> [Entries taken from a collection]

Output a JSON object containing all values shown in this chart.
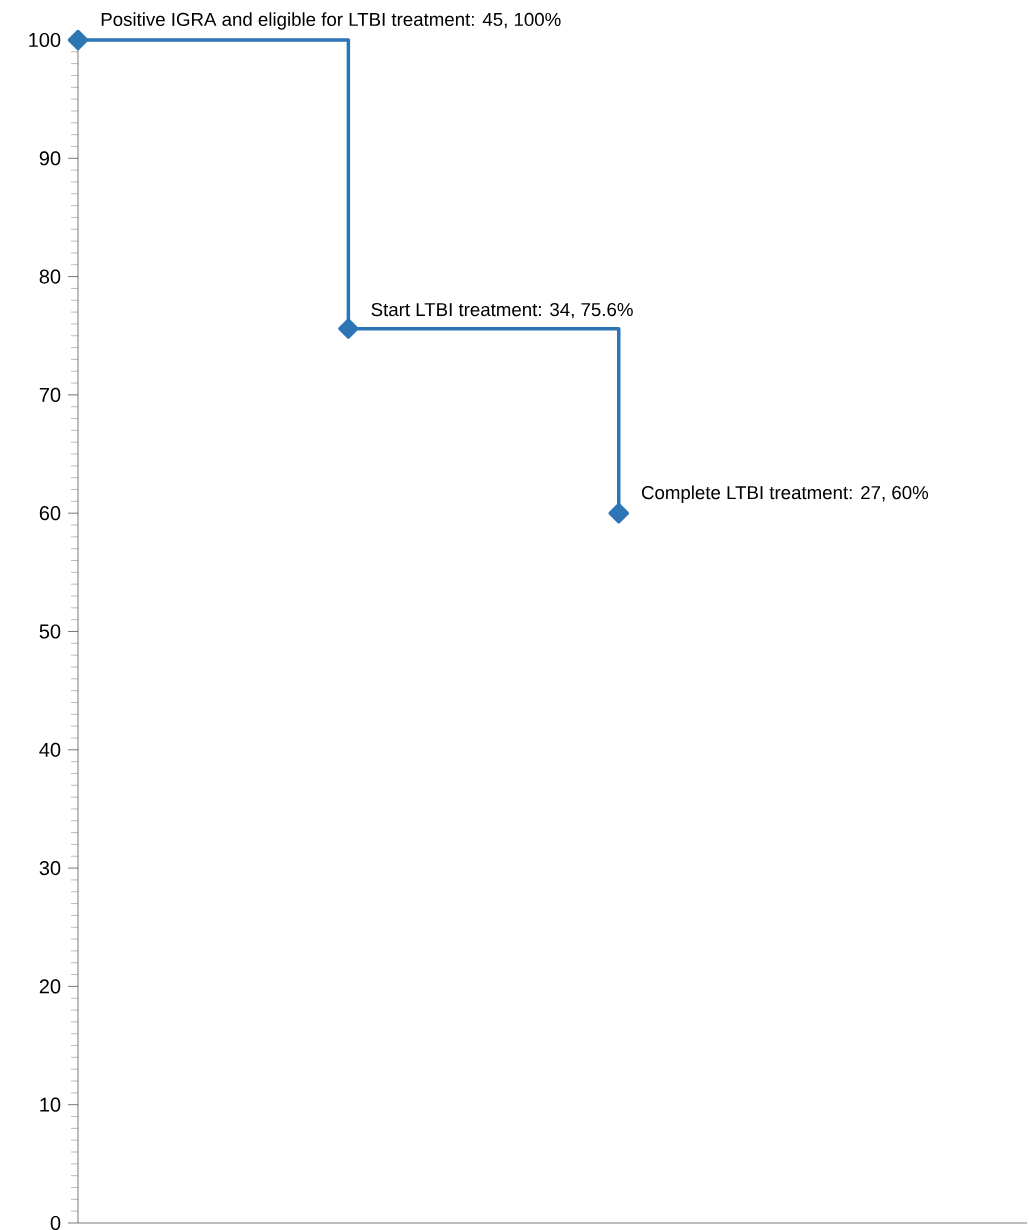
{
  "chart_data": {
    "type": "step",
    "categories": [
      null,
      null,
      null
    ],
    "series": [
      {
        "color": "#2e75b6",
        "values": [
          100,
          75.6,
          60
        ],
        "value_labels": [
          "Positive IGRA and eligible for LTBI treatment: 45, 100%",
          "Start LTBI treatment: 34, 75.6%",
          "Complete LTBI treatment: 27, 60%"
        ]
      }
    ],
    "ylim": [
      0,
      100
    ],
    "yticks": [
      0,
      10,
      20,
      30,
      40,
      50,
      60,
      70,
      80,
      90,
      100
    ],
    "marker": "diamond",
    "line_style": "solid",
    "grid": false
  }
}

> [Goal] All of the records need repeating exactly, except for the pictures.

> [Correct answer]
Output a JSON object containing all values shown in this chart.
{
  "chart_data": {
    "type": "step",
    "categories": [
      null,
      null,
      null
    ],
    "series": [
      {
        "color": "#2e75b6",
        "values": [
          100,
          75.6,
          60
        ],
        "value_labels": [
          "Positive IGRA and eligible for LTBI treatment: 45, 100%",
          "Start LTBI treatment: 34, 75.6%",
          "Complete LTBI treatment: 27, 60%"
        ]
      }
    ],
    "ylim": [
      0,
      100
    ],
    "yticks": [
      0,
      10,
      20,
      30,
      40,
      50,
      60,
      70,
      80,
      90,
      100
    ],
    "marker": "diamond",
    "line_style": "solid",
    "grid": false
  }
}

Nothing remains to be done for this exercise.